Output every record exactly and leave each picture out.

-------- Source material

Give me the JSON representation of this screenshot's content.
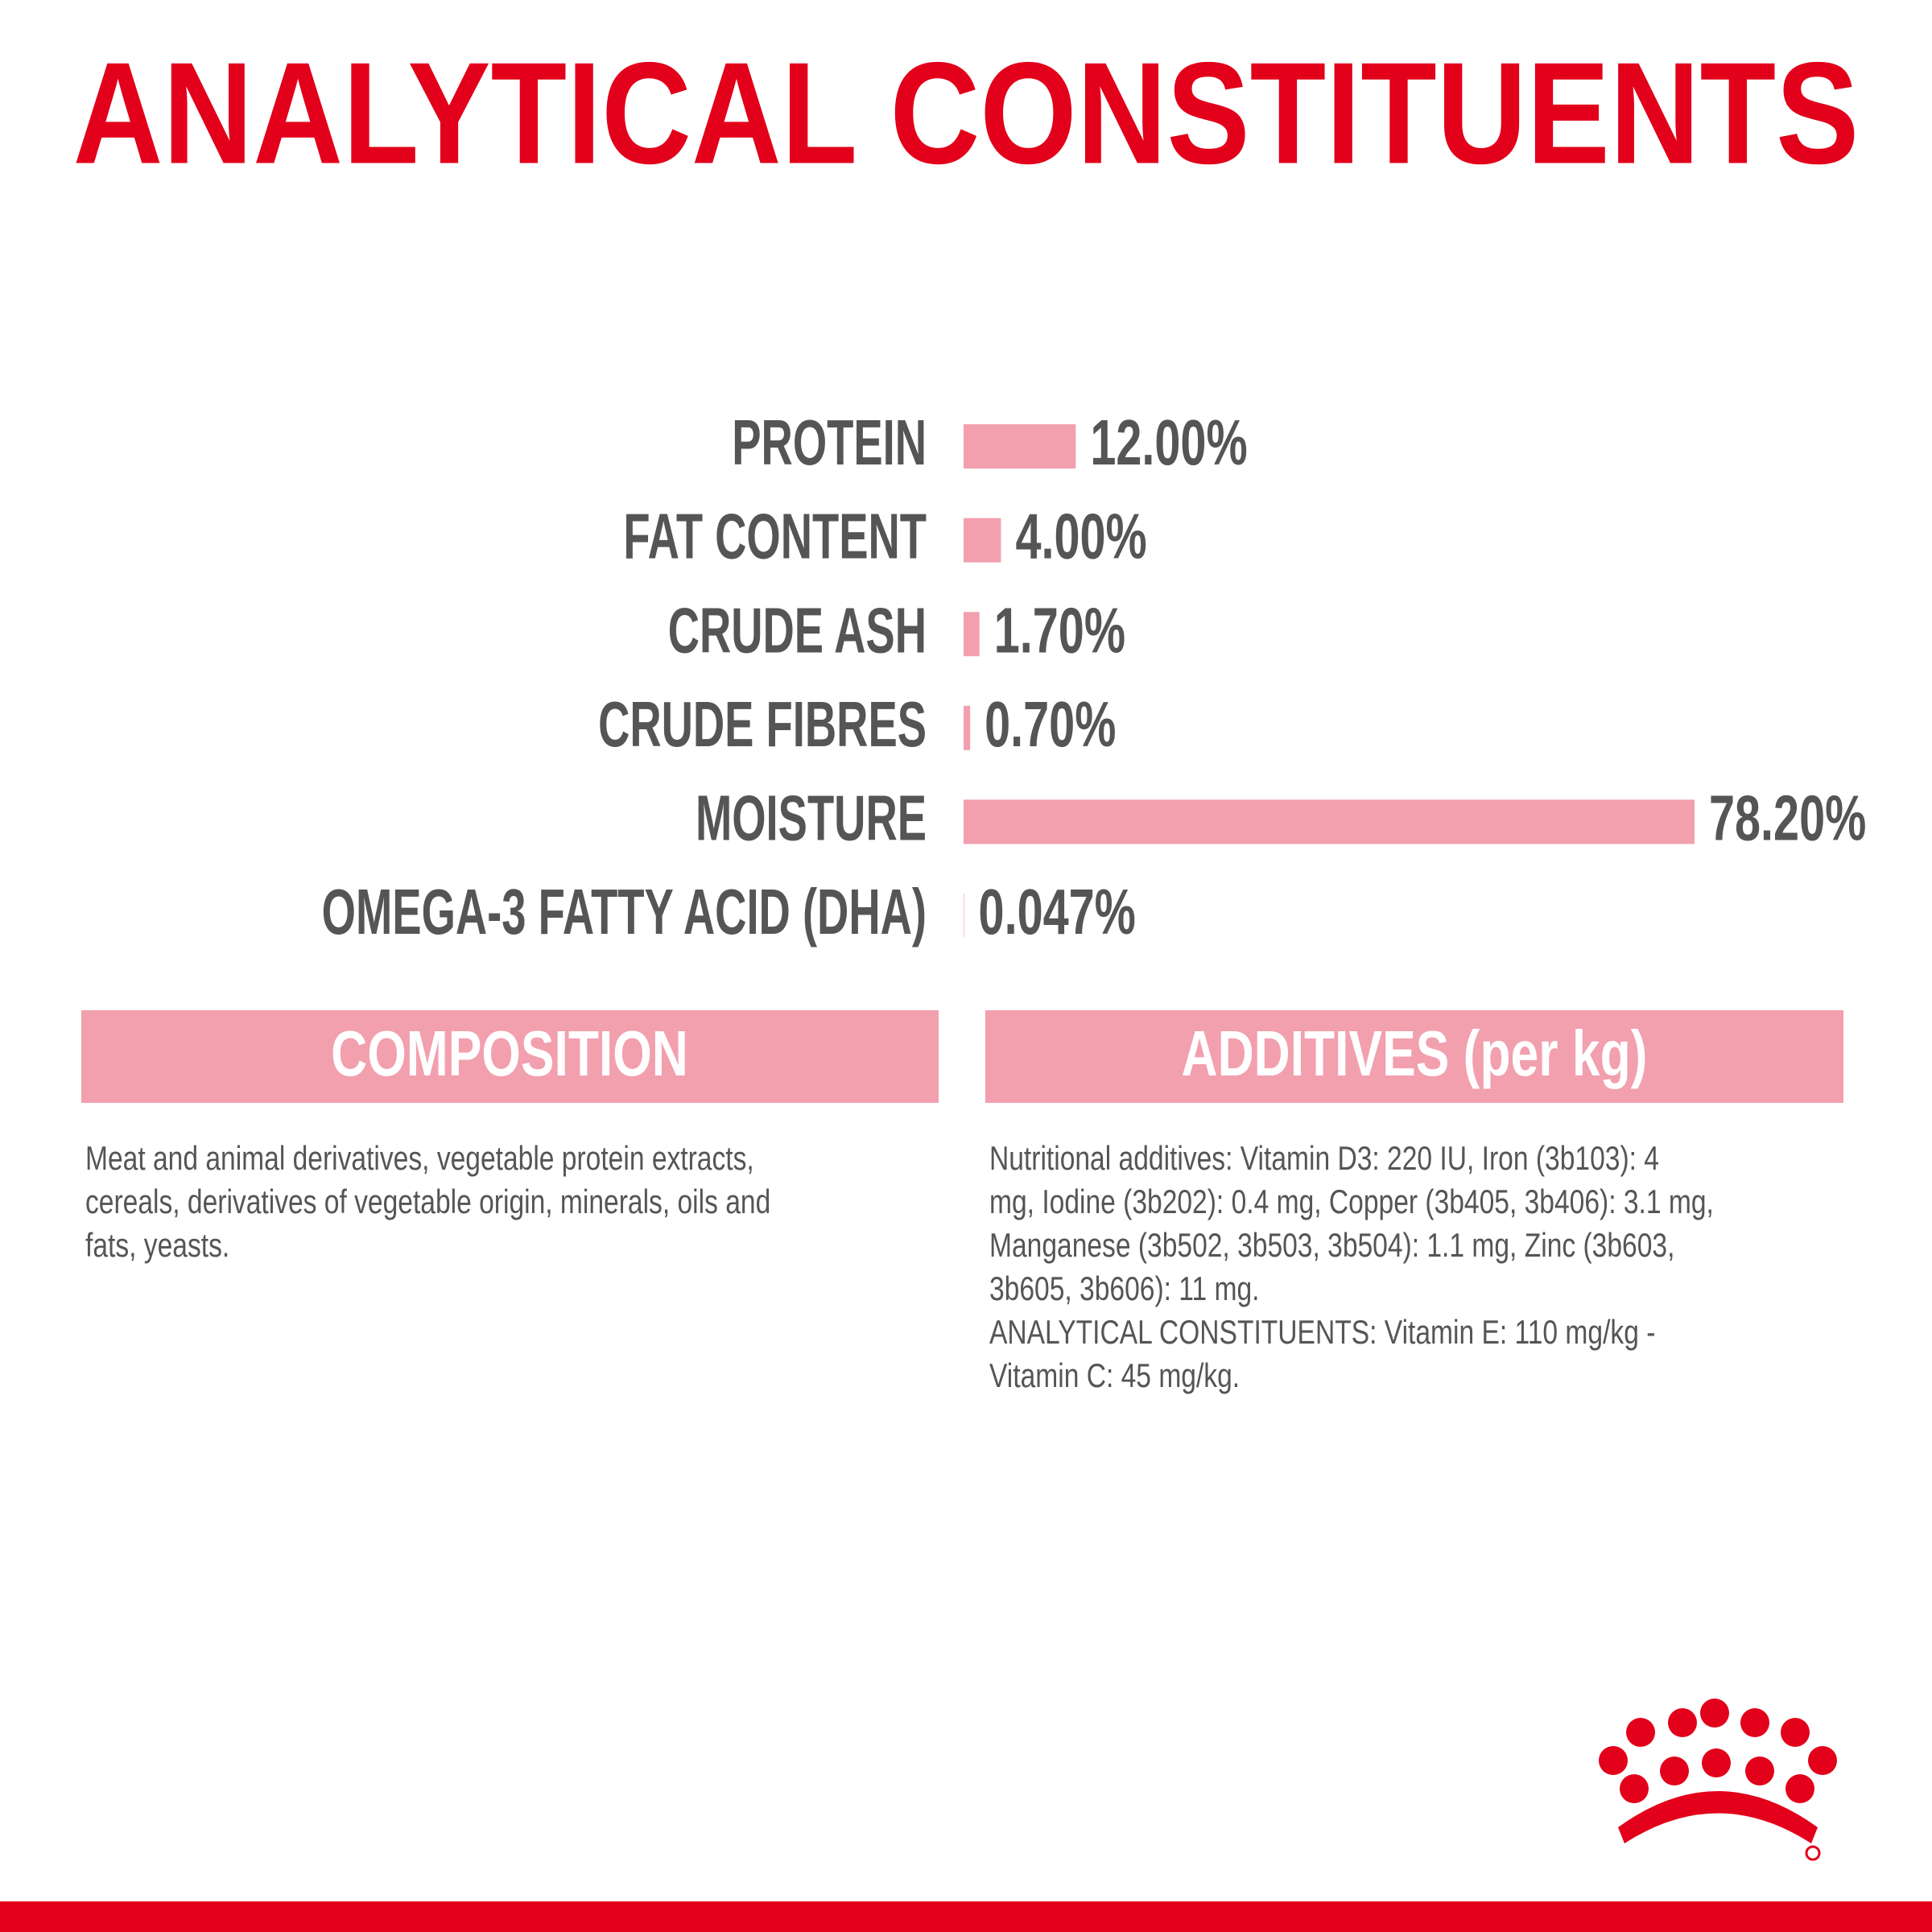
{
  "chart_data": {
    "type": "bar",
    "orientation": "horizontal",
    "title": "ANALYTICAL CONSTITUENTS",
    "categories": [
      "PROTEIN",
      "FAT CONTENT",
      "CRUDE ASH",
      "CRUDE FIBRES",
      "MOISTURE",
      "OMEGA-3 FATTY ACID (DHA)"
    ],
    "values": [
      12.0,
      4.0,
      1.7,
      0.7,
      78.2,
      0.047
    ],
    "value_labels": [
      "12.00%",
      "4.00%",
      "1.70%",
      "0.70%",
      "78.20%",
      "0.047%"
    ],
    "color": "#f29fae"
  },
  "composition": {
    "title": "COMPOSITION",
    "lines": [
      "Meat and animal derivatives, vegetable protein extracts,",
      "cereals, derivatives of vegetable origin, minerals, oils and",
      "fats, yeasts."
    ]
  },
  "additives": {
    "title": "ADDITIVES (per kg)",
    "lines": [
      "Nutritional additives: Vitamin D3: 220 IU, Iron (3b103): 4",
      "mg, Iodine (3b202): 0.4 mg, Copper (3b405, 3b406): 3.1 mg,",
      "Manganese (3b502, 3b503, 3b504): 1.1 mg, Zinc (3b603,",
      "3b605, 3b606): 11 mg.",
      "ANALYTICAL CONSTITUENTS: Vitamin E: 110 mg/kg -",
      "Vitamin C: 45 mg/kg."
    ]
  }
}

----------------

Your solution:
Give me the JSON representation of this screenshot's content.
{
  "chart_data": {
    "type": "bar",
    "orientation": "horizontal",
    "title": "ANALYTICAL CONSTITUENTS",
    "categories": [
      "PROTEIN",
      "FAT CONTENT",
      "CRUDE ASH",
      "CRUDE FIBRES",
      "MOISTURE",
      "OMEGA-3 FATTY ACID (DHA)"
    ],
    "values": [
      12.0,
      4.0,
      1.7,
      0.7,
      78.2,
      0.047
    ],
    "value_labels": [
      "12.00%",
      "4.00%",
      "1.70%",
      "0.70%",
      "78.20%",
      "0.047%"
    ],
    "color": "#f29fae"
  },
  "composition": {
    "title": "COMPOSITION",
    "lines": [
      "Meat and animal derivatives, vegetable protein extracts,",
      "cereals, derivatives of vegetable origin, minerals, oils and",
      "fats, yeasts."
    ]
  },
  "additives": {
    "title": "ADDITIVES (per kg)",
    "lines": [
      "Nutritional additives: Vitamin D3: 220 IU, Iron (3b103): 4",
      "mg, Iodine (3b202): 0.4 mg, Copper (3b405, 3b406): 3.1 mg,",
      "Manganese (3b502, 3b503, 3b504): 1.1 mg, Zinc (3b603,",
      "3b605, 3b606): 11 mg.",
      "ANALYTICAL CONSTITUENTS: Vitamin E: 110 mg/kg -",
      "Vitamin C: 45 mg/kg."
    ]
  }
}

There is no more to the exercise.